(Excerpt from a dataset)
*-*-*

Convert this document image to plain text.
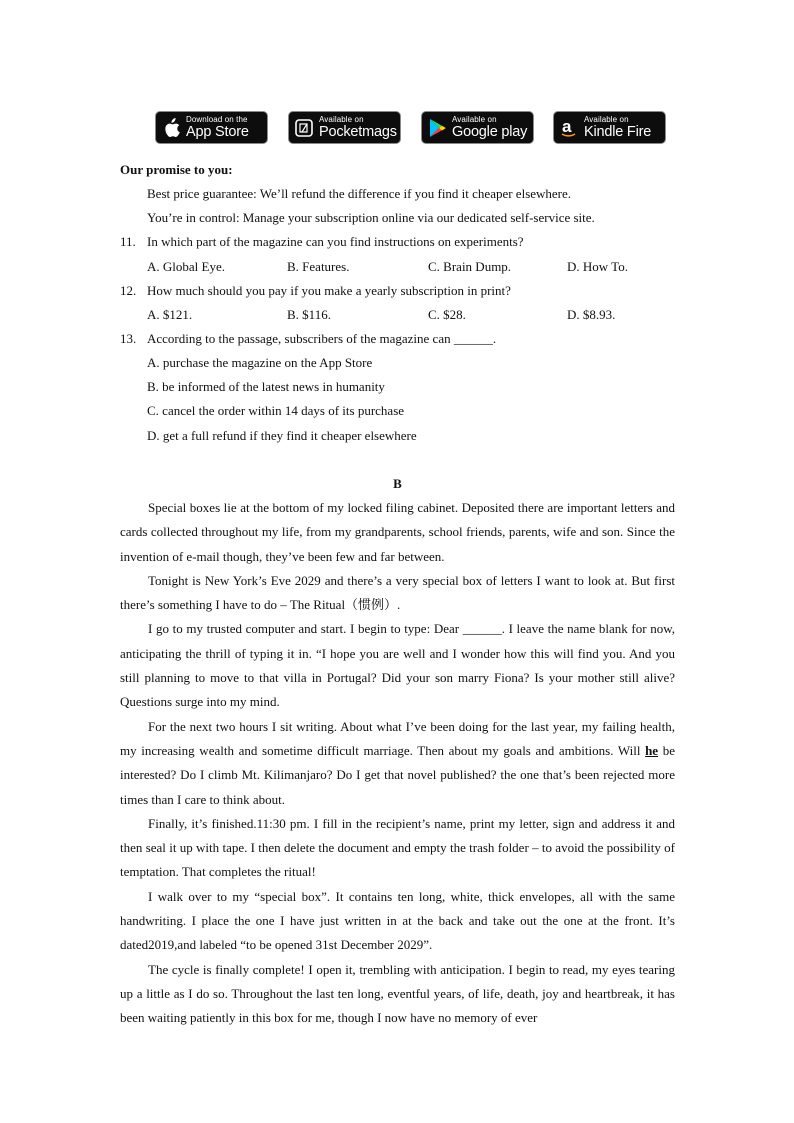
Download on the
App Store
Available on
Pocketmags
Available on
Google play a Available on
Kindle Fire
Our promise to you:
Best price guarantee: We’ll refund the difference if you find it cheaper elsewhere.
You’re in control: Manage your subscription online via our dedicated self-service site.
11. In which part of the magazine can you find instructions on experiments?
A. Global Eye.	B. Features.	C. Brain Dump.	D. How To.
12. How much should you pay if you make a yearly subscription in print?
A. $121.	B. $116.	C. $28.	D. $8.93.
13. According to the passage, subscribers of the magazine can ______.
A. purchase the magazine on the App Store
B. be informed of the latest news in humanity
C. cancel the order within 14 days of its purchase
D. get a full refund if they find it cheaper elsewhere
B

Special boxes lie at the bottom of my locked filing cabinet. Deposited there are important letters and cards collected throughout my life, from my grandparents, school friends, parents, wife and son. Since the invention of e-mail though, they’ve been few and far between.

Tonight is New York’s Eve 2029 and there’s a very special box of letters I want to look at. But first there’s something I have to do – The Ritual（惯例）.

I go to my trusted computer and start. I begin to type: Dear ______. I leave the name blank for now, anticipating the thrill of typing it in. “I hope you are well and I wonder how this will find you. And you still planning to move to that villa in Portugal? Did your son marry Fiona? Is your mother still alive? Questions surge into my mind.

For the next two hours I sit writing. About what I’ve been doing for the last year, my failing health, my increasing wealth and sometime difficult marriage. Then about my goals and ambitions. Will he be interested? Do I climb Mt. Kilimanjaro? Do I get that novel published? the one that’s been rejected more times than I care to think about.

Finally, it’s finished.11:30 pm. I fill in the recipient’s name, print my letter, sign and address it and then seal it up with tape. I then delete the document and empty the trash folder – to avoid the possibility of temptation. That completes the ritual!

I walk over to my “special box”. It contains ten long, white, thick envelopes, all with the same handwriting. I place the one I have just written in at the back and take out the one at the front. It’s dated2019,and labeled “to be opened 31st December 2029”.

The cycle is finally complete! I open it, trembling with anticipation. I begin to read, my eyes tearing up a little as I do so. Throughout the last ten long, eventful years, of life, death, joy and heartbreak, it has been waiting patiently in this box for me, though I now have no memory of ever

*-*-*

WHAT IS NEEDED
Indicate how many lines of the material include the word "your"; the number alone is required.

WORKED SOLUTION
2